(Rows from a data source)
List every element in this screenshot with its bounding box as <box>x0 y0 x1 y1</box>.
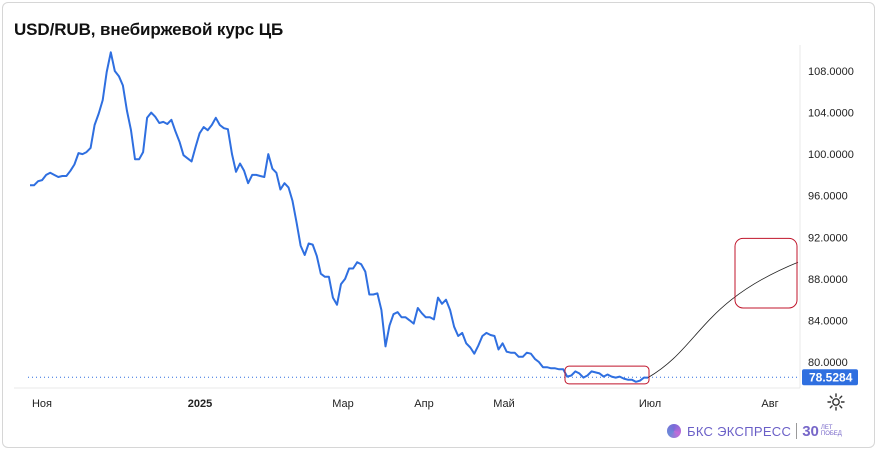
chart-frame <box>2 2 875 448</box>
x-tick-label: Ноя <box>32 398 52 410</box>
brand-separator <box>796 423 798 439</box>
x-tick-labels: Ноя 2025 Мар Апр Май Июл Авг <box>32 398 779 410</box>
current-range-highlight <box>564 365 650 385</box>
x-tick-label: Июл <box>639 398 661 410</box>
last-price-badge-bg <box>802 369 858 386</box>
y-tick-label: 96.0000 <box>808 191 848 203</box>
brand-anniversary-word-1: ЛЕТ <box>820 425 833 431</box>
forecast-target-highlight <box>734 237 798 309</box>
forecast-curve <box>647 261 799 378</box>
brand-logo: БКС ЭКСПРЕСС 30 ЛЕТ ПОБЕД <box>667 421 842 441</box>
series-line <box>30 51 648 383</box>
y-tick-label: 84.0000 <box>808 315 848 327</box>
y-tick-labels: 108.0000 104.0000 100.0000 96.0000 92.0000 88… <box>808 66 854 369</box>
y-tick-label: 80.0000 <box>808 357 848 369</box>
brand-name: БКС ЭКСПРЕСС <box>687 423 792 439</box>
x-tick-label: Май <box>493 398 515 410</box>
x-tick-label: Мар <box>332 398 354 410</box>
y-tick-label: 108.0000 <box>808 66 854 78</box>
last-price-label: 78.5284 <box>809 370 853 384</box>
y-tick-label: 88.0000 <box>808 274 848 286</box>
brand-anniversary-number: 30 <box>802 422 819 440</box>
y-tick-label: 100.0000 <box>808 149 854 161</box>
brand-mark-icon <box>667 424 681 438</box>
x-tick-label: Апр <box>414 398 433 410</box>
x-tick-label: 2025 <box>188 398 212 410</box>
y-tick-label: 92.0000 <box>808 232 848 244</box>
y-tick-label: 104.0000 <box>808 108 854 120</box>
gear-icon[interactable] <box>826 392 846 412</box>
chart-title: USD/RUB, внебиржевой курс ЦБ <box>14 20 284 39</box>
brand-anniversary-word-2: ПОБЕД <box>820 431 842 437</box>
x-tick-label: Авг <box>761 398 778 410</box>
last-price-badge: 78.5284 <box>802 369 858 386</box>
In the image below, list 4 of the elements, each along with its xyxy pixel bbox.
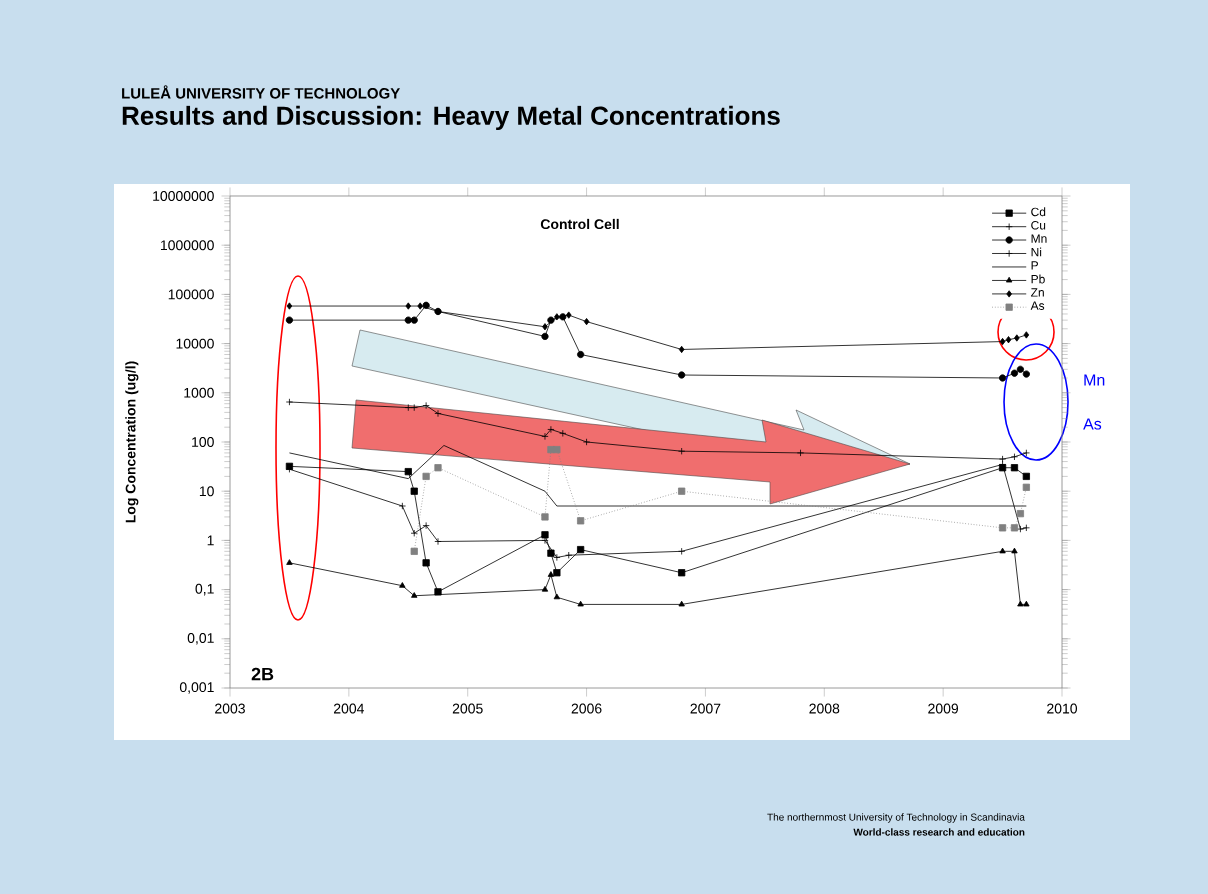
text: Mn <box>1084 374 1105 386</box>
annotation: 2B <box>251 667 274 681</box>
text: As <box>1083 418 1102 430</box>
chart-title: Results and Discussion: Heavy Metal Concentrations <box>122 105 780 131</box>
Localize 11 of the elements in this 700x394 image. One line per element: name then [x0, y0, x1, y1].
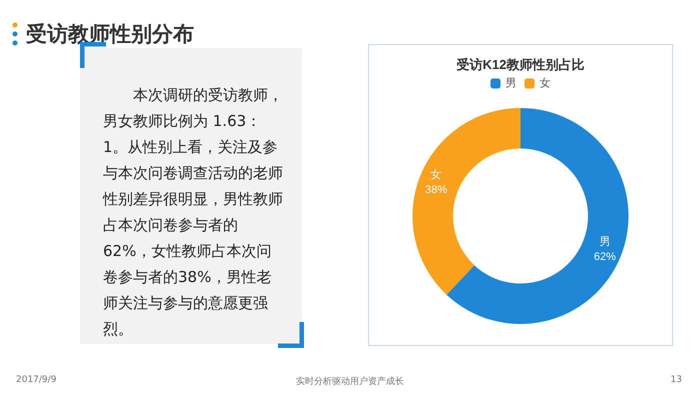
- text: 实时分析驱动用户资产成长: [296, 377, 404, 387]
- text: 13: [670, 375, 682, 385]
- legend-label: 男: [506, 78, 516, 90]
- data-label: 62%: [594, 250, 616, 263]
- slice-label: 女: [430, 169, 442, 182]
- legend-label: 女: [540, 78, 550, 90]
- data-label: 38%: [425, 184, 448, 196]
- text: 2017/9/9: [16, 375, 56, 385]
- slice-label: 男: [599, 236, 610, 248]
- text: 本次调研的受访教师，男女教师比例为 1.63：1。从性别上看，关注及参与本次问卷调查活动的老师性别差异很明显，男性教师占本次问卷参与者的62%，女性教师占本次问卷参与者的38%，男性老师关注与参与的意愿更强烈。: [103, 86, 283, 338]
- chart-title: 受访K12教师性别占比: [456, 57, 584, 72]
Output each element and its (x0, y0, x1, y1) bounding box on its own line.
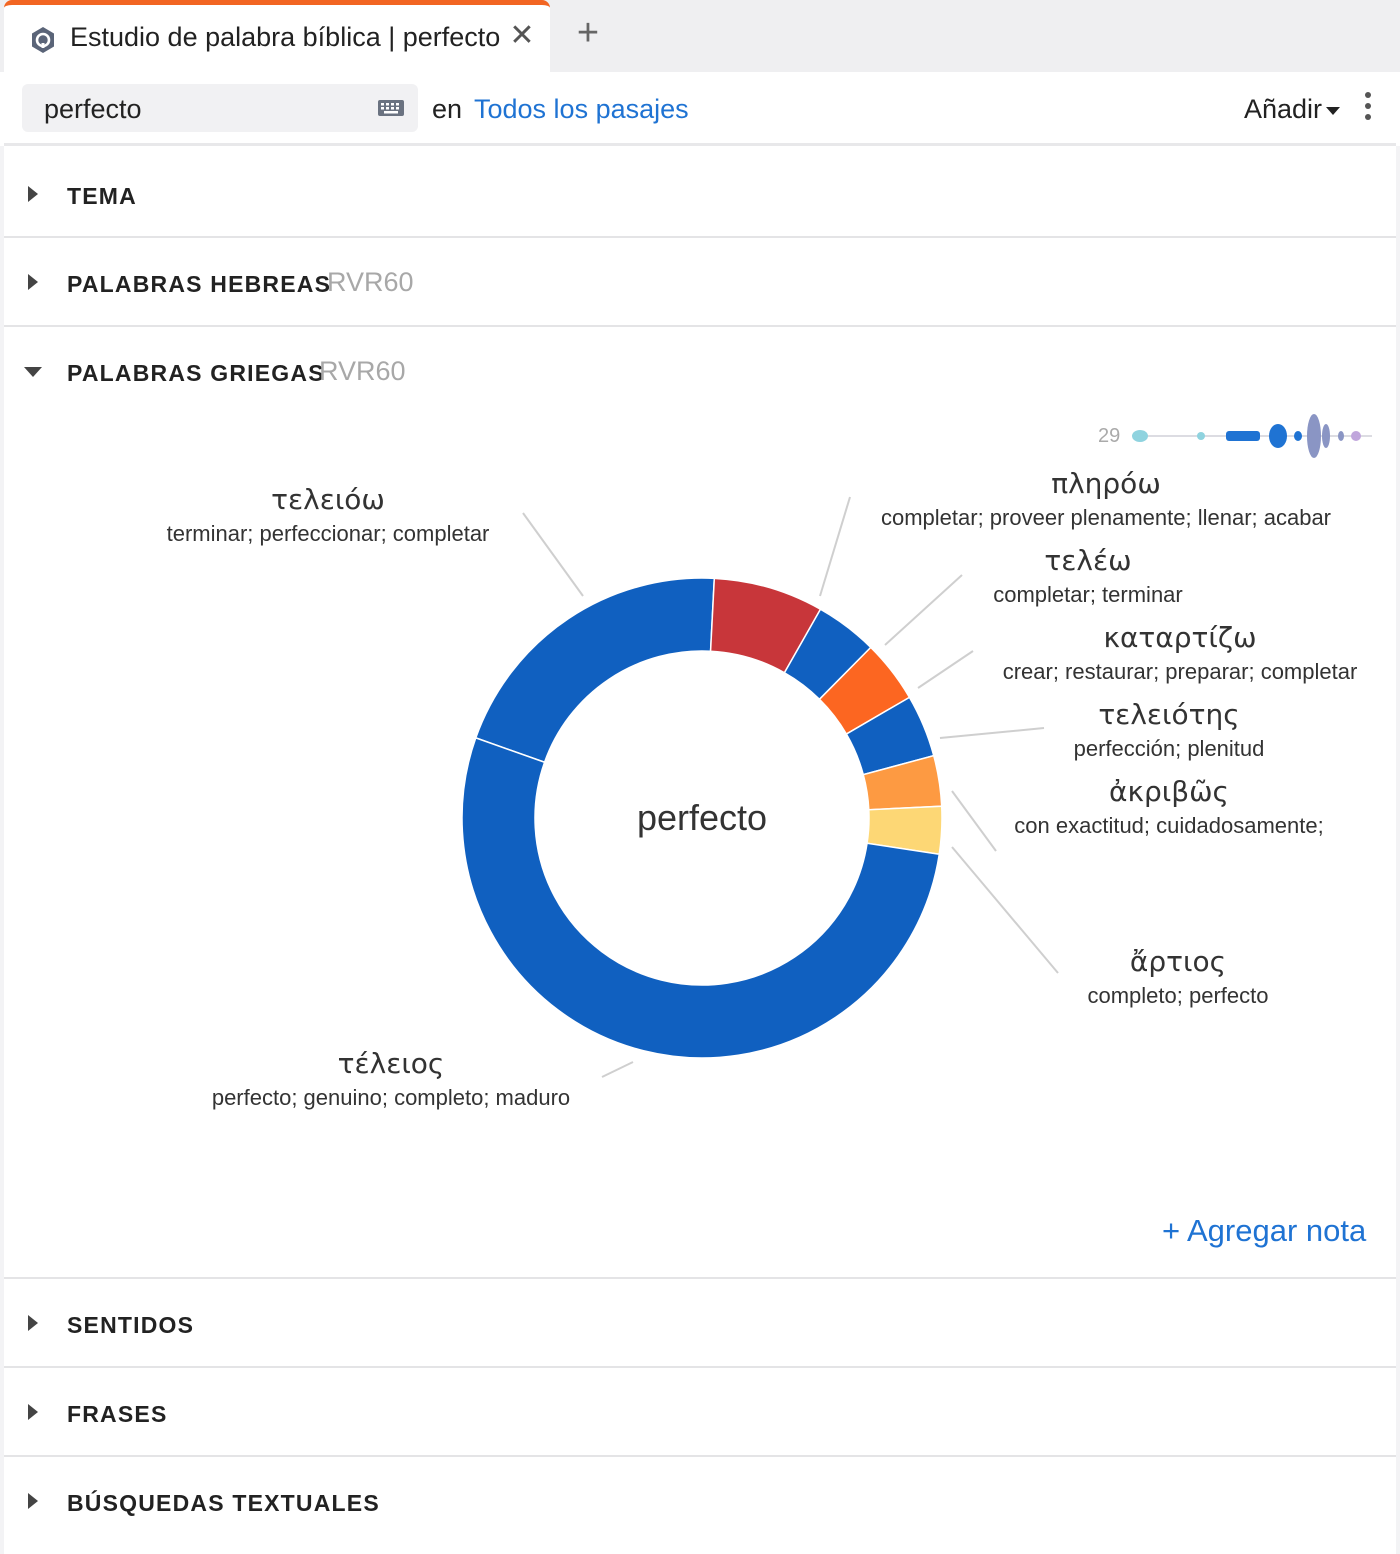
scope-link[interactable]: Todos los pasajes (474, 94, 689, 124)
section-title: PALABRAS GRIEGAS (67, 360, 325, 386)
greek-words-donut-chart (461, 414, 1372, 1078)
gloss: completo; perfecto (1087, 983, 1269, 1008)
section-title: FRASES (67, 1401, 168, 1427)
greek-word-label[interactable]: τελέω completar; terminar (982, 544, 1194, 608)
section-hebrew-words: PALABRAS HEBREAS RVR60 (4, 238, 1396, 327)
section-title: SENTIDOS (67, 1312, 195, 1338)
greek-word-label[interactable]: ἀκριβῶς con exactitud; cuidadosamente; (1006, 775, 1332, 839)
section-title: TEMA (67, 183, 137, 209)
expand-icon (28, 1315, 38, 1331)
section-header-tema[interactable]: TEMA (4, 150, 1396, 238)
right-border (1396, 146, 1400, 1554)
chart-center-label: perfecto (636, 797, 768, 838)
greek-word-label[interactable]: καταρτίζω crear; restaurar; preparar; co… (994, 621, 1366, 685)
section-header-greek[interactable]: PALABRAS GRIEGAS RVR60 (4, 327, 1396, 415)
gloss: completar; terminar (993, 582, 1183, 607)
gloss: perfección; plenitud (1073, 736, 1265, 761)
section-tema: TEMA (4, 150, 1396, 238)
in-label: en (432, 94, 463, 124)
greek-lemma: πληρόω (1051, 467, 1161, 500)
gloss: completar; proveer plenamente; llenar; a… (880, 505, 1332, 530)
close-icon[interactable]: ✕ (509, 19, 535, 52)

▸ PROBLEM DETAILS
How many lines in the rows above contain the string "legend"? Please answer with the number only.

▸ WORKED SOLUTION
2